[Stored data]
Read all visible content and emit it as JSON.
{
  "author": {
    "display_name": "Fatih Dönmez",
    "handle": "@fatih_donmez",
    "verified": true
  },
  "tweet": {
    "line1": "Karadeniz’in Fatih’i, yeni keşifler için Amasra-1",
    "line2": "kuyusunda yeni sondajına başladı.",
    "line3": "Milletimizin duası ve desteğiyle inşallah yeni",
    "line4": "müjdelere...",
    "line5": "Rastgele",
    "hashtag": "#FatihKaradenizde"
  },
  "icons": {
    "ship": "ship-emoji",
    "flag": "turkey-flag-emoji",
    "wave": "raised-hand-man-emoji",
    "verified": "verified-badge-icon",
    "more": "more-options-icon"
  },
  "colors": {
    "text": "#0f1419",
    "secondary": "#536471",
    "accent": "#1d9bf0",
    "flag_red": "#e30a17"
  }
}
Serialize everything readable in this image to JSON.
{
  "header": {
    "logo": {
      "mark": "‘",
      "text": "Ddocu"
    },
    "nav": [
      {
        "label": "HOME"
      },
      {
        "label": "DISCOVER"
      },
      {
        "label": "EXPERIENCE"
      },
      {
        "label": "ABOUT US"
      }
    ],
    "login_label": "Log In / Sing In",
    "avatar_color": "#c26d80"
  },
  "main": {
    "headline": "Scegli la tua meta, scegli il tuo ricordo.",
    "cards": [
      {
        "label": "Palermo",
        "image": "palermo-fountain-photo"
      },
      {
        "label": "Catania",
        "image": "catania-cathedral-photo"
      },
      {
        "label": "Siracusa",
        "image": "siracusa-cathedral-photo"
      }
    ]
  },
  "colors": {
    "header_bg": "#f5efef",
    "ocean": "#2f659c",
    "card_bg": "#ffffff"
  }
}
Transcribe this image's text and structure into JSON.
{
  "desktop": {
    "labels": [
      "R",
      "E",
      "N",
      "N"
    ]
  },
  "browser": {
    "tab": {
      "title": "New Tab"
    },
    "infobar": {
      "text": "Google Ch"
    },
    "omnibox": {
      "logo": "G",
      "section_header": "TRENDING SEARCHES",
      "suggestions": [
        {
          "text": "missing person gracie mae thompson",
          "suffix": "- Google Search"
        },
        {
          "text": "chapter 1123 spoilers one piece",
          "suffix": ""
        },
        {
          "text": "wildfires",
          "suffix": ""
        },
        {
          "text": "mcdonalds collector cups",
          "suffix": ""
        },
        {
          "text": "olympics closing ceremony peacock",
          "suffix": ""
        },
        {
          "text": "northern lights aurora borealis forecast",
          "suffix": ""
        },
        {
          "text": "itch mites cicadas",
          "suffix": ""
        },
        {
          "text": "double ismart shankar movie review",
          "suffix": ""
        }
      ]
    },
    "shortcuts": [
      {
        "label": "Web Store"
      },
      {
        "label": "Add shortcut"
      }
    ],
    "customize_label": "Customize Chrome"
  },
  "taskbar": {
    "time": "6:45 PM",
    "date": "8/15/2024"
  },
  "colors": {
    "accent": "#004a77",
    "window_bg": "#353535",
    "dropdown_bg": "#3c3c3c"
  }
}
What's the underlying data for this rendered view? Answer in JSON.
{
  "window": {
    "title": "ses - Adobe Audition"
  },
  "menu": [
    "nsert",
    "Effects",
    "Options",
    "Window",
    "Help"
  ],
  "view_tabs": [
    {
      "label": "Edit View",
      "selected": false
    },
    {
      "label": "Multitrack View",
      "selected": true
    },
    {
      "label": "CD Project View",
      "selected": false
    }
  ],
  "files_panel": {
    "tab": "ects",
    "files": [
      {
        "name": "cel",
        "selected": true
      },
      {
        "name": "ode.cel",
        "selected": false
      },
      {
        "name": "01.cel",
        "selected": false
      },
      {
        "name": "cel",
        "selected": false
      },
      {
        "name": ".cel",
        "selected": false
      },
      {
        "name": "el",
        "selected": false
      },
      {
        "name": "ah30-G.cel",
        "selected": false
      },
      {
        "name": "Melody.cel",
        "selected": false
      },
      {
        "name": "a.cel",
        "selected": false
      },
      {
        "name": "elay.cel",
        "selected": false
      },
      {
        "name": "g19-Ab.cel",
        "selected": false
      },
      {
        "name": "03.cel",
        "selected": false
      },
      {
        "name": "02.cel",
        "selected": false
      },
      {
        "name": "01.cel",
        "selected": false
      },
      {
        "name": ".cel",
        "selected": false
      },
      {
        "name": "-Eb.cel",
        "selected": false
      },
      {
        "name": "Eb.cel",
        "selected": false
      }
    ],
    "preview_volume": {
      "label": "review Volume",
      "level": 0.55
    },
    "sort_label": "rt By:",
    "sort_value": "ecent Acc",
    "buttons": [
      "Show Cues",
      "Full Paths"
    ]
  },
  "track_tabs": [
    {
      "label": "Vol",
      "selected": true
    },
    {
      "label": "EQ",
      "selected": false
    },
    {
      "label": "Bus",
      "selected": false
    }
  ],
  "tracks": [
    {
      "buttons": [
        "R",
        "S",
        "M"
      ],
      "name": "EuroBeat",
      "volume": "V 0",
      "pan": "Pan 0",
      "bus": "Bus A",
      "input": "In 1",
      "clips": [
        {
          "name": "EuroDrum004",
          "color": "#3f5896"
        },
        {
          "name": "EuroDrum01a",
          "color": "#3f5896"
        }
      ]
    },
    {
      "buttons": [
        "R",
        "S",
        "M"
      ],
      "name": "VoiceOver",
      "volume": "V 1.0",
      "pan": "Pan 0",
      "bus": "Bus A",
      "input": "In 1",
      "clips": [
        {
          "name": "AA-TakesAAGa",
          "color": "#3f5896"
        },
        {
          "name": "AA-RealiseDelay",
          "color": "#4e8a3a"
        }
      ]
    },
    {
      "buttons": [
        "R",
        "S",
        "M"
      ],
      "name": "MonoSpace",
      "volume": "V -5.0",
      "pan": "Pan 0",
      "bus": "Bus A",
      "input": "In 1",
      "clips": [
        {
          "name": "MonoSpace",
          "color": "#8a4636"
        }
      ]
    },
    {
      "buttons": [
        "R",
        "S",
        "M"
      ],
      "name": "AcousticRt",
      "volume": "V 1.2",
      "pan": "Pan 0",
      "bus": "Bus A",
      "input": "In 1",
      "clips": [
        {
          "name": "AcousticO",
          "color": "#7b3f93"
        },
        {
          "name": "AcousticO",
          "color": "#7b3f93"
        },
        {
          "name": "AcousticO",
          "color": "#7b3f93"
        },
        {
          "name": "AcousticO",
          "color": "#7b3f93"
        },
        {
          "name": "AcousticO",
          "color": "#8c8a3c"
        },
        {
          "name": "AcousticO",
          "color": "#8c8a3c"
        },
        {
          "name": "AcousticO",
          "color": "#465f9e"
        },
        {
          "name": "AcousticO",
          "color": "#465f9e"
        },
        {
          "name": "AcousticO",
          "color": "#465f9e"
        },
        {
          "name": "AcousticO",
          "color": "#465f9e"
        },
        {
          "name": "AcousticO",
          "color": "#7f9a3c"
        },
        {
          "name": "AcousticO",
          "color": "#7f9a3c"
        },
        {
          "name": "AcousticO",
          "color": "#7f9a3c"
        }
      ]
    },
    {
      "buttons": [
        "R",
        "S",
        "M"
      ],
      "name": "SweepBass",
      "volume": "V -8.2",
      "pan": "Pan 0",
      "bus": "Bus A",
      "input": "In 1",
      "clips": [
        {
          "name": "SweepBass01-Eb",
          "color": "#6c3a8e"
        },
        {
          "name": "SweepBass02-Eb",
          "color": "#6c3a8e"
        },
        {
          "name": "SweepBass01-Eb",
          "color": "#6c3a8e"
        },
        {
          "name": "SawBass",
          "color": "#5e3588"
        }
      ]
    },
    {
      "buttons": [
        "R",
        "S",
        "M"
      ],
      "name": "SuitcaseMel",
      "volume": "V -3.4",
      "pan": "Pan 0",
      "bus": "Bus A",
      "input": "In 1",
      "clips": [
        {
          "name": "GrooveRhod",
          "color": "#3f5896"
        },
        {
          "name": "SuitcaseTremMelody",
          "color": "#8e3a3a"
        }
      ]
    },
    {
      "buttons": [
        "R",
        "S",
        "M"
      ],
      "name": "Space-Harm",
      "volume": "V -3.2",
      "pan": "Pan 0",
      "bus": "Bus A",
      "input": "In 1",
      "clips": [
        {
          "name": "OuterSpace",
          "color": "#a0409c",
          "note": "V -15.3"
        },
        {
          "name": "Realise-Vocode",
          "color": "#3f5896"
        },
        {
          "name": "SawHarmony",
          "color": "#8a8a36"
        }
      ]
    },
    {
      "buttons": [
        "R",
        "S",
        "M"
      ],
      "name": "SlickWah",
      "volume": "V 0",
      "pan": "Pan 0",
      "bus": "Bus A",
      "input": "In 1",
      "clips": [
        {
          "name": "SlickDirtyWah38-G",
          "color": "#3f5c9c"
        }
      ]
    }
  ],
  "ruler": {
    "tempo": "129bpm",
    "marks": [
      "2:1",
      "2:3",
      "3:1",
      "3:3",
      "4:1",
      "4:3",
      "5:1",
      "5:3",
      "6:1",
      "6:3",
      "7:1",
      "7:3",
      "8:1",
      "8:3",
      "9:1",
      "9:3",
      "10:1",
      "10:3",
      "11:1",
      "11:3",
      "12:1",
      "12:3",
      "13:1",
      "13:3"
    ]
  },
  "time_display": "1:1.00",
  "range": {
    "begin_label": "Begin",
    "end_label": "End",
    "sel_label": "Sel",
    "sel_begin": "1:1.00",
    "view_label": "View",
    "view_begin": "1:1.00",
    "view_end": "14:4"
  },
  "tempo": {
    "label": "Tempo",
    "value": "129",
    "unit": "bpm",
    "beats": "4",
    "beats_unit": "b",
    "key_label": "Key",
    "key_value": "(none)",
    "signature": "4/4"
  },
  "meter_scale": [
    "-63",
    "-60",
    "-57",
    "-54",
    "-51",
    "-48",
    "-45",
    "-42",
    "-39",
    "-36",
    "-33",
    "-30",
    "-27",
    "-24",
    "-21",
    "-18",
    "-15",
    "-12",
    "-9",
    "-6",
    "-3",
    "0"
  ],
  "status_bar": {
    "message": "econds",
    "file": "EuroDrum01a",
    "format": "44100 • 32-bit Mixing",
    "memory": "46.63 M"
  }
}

• STATED EXERCISE: List the lines of the entries that include "text".

• RESULT FOR THIS TASK:
    "text": "#0f1419",
      "text": "Ddocu"
Transcribe this image's text and structure into JSON.
      "text": "Google Ch"
          "text": "missing person gracie mae thompson",
          "text": "chapter 1123 spoilers one piece",
          "text": "wildfires",
          "text": "mcdonalds collector cups",
          "text": "olympics closing ceremony peacock",
          "text": "northern lights aurora borealis forecast",
          "text": "itch mites cicadas",
          "text": "double ismart shankar movie review",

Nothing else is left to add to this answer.